> **WHAT IS REQUIRED**
Scan the following material for the string "donations" and copy each line in which it appears.

> **AVAILABLE RECORDS**
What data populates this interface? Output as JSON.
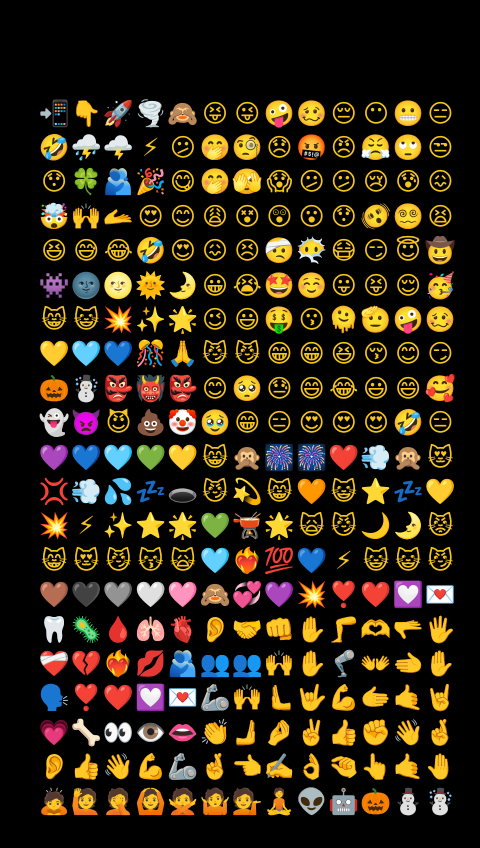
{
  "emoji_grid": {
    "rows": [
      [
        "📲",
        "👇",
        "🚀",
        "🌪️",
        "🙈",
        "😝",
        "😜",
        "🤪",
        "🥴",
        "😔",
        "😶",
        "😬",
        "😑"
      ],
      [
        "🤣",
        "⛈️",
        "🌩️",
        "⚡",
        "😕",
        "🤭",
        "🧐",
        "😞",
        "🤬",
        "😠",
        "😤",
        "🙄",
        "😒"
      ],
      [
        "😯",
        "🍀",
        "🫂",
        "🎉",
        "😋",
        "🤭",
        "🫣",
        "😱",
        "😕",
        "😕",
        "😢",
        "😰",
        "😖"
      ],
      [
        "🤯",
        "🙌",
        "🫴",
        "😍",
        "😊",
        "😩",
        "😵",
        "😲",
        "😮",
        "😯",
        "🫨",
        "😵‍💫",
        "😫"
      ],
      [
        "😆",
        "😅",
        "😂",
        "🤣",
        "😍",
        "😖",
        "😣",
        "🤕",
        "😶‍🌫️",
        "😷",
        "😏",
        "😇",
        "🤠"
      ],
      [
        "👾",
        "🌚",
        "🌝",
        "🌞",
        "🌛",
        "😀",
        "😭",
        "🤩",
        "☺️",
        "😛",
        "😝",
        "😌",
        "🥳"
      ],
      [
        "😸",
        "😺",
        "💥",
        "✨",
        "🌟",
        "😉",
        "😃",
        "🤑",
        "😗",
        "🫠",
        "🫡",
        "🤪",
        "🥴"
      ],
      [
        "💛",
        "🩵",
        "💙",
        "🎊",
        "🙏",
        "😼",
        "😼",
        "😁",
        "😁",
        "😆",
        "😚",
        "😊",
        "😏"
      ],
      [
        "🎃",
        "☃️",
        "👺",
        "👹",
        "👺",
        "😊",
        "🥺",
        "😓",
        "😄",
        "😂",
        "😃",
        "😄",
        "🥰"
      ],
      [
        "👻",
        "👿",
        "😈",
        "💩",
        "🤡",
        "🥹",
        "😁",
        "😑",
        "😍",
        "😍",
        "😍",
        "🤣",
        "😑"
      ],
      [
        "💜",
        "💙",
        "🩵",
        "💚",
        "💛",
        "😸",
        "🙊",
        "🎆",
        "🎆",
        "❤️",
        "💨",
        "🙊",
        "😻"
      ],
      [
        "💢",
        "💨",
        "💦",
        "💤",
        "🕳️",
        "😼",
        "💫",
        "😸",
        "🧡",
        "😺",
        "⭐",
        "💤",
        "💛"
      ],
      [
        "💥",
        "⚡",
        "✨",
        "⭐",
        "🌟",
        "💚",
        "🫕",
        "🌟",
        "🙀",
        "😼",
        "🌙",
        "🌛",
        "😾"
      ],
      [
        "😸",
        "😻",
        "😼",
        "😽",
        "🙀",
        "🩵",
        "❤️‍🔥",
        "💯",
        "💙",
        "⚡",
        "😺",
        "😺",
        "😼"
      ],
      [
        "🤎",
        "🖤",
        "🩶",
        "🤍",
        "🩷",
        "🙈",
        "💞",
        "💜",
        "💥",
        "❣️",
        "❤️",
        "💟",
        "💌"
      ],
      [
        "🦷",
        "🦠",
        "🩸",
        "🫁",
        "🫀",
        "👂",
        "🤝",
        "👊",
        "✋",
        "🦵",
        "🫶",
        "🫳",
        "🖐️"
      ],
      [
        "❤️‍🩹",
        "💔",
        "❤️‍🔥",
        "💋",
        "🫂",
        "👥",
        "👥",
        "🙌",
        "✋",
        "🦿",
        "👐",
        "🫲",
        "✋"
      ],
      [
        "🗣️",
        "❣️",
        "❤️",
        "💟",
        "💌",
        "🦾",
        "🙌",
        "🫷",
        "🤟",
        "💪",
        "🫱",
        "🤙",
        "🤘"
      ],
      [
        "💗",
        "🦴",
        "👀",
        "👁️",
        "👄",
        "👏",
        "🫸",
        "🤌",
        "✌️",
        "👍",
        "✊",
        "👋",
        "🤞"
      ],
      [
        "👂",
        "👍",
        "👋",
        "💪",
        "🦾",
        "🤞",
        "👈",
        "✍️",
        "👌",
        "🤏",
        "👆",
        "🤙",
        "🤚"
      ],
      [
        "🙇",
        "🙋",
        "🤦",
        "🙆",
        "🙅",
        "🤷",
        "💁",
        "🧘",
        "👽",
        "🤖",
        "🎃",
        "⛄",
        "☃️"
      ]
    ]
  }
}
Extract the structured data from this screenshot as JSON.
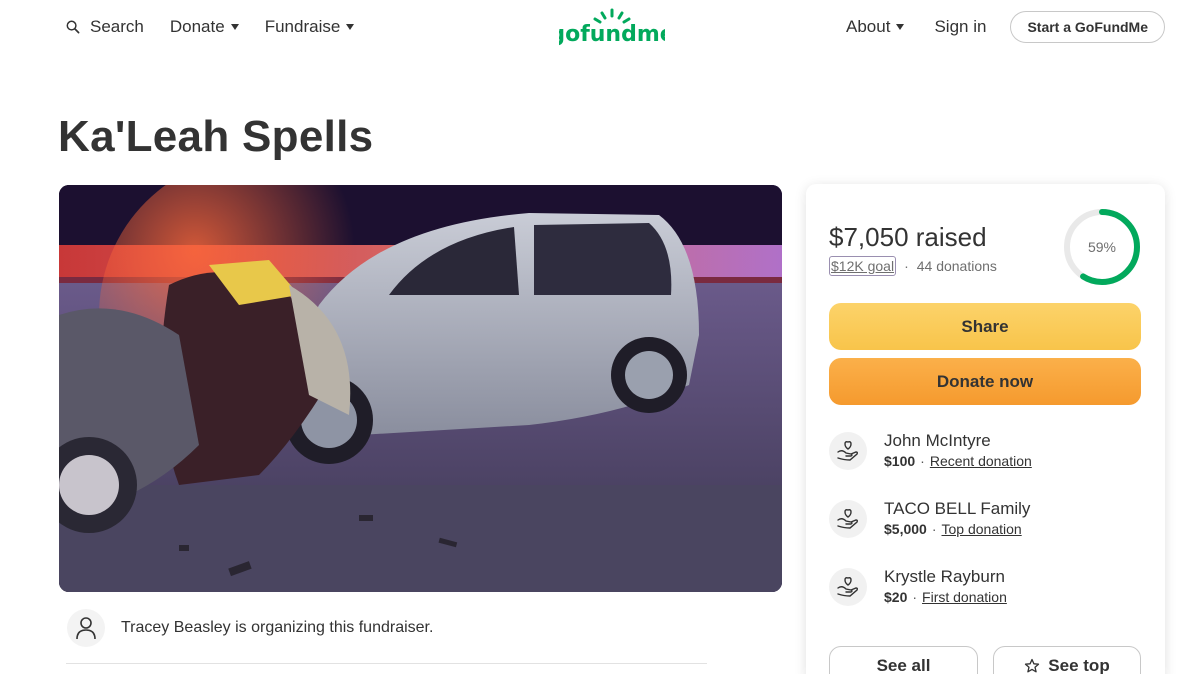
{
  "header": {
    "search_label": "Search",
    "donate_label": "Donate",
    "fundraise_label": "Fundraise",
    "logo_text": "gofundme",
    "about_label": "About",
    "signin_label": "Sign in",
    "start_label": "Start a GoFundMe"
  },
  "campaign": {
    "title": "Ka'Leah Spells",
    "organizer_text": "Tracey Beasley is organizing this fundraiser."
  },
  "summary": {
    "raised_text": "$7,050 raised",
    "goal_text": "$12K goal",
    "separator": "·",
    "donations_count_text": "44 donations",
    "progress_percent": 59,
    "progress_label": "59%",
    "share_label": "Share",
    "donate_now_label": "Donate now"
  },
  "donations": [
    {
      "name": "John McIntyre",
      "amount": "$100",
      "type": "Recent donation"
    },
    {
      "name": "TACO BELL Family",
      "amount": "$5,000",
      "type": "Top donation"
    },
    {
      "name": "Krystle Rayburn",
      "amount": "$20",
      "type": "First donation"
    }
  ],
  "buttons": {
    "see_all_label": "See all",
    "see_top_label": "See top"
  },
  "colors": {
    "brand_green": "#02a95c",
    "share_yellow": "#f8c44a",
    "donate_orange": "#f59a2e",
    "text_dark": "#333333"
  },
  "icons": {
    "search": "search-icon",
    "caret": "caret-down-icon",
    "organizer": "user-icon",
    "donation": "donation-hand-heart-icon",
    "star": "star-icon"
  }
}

> **SOLUTION TO THE EXERCISE**
    "donations_count_text": "44 donations",
  "donations": [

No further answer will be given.